All the data must come back unchanged, except that pictures are left out.

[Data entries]

(begin)

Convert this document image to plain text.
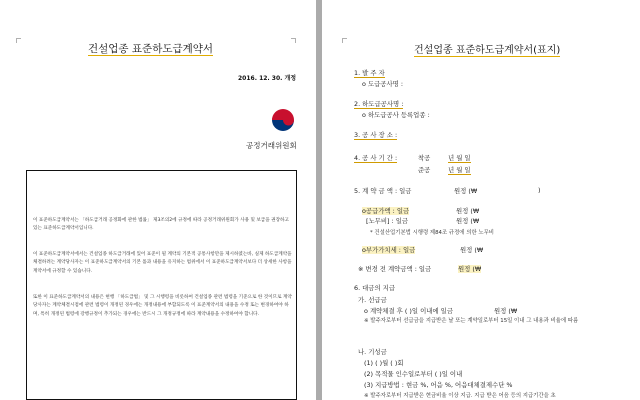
건설업종 표준하도급계약서
2016. 12. 30. 개정
공정거래위원회
이 표준하도급계약서는 「하도급거래 공정화에 관한 법률」 제3조의2에 규정에 따라 공정거래위원회가 사용 및 보급을 권장하고 있는 표준하도급계약서입니다.
이 표준하도급계약서에서는 건설업종 하도급거래에 있어 표준이 될 계약의 기본적 공통사항만을 제시하였는바, 실제 하도급계약을 체결하려는 계약당사자는 이 표준하도급계약서의 기본 틀과 내용을 유지하는 범위에서 이 표준하도급계약서보다 더 상세한 사항을 계약서에 규정할 수 있습니다.
또한 이 표준하도급계약서의 내용은 현행 「하도급법」 및 그 시행령을 비롯하여 건설업종 관련 법령을 기준으로 한 것이므로 계약당사자는 계약체결시점에 관련 법령이 개정된 경우에는 개정내용에 부합되도록 이 표준계약서의 내용을 수정 또는 변경하여야 하며, 특히 개정된 법령에 강행규정이 추가되는 경우에는 반드시 그 개정규정에 따라 계약내용을 수정하여야 합니다.
건설업종 표준하도급계약서(표지)
1. 발 주 자
o 도급공사명 :
2. 하도급공사명 :
o 하도급공사 등록업종 :
3. 공 사 장 소 :
4. 공 사 기 간 :	착공	년 월 일
준공	년 월 일
5. 계 약 금 액 : 일금	원정 (₩	)
o공급가액 : 일금	원정 (₩
[노무비] : 일금	원정 (₩
* 건설산업기본법 시행령 제84조 규정에 의한 노무비
o부가가치세 : 일금	원정 (₩
※ 변경 전 계약금액 : 일금	원정 (₩
6. 대금의 지급
가. 선급금
o 계약체결 후 ( )일 이내에 일금	원정 (₩
※ 발주자로부터 선급금을 지급받은 날 또는 계약일로부터 15일 이내 그 내용과 비율에 따름
나. 기성금
(1) ( )월 ( )회
(2) 목적물 인수일로부터 ( )일 이내
(3) 지급방법 : 현금 %, 어음 %, 어음대체결제수단 %
※ 발주자로부터 지급받은 현금비율 이상 지급. 지급 받은 어음 등의 지급기간을 초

(end)

§ **Solution to the exercise**
Convert this document image to plain text.
건설업종 표준하도급계약서
2016. 12. 30. 개정
공정거래위원회
이 표준하도급계약서는 「하도급거래 공정화에 관한 법률」 제3조의2에 규정에 따라 공정거래위원회가 사용 및 보급을 권장하고 있는 표준하도급계약서입니다.
이 표준하도급계약서에서는 건설업종 하도급거래에 있어 표준이 될 계약의 기본적 공통사항만을 제시하였는바, 실제 하도급계약을 체결하려는 계약당사자는 이 표준하도급계약서의 기본 틀과 내용을 유지하는 범위에서 이 표준하도급계약서보다 더 상세한 사항을 계약서에 규정할 수 있습니다.
또한 이 표준하도급계약서의 내용은 현행 「하도급법」 및 그 시행령을 비롯하여 건설업종 관련 법령을 기준으로 한 것이므로 계약당사자는 계약체결시점에 관련 법령이 개정된 경우에는 개정내용에 부합되도록 이 표준계약서의 내용을 수정 또는 변경하여야 하며, 특히 개정된 법령에 강행규정이 추가되는 경우에는 반드시 그 개정규정에 따라 계약내용을 수정하여야 합니다.
건설업종 표준하도급계약서(표지)
1. 발 주 자
o 도급공사명 :
2. 하도급공사명 :
o 하도급공사 등록업종 :
3. 공 사 장 소 :
4. 공 사 기 간 :	착공	년 월 일
준공	년 월 일
5. 계 약 금 액 : 일금	원정 (₩	)
o공급가액 : 일금	원정 (₩
[노무비] : 일금	원정 (₩
* 건설산업기본법 시행령 제84조 규정에 의한 노무비
o부가가치세 : 일금	원정 (₩
※ 변경 전 계약금액 : 일금	원정 (₩
6. 대금의 지급
가. 선급금
o 계약체결 후 ( )일 이내에 일금	원정 (₩
※ 발주자로부터 선급금을 지급받은 날 또는 계약일로부터 15일 이내 그 내용과 비율에 따름
나. 기성금
(1) ( )월 ( )회
(2) 목적물 인수일로부터 ( )일 이내
(3) 지급방법 : 현금 %, 어음 %, 어음대체결제수단 %
※ 발주자로부터 지급받은 현금비율 이상 지급. 지급 받은 어음 등의 지급기간을 초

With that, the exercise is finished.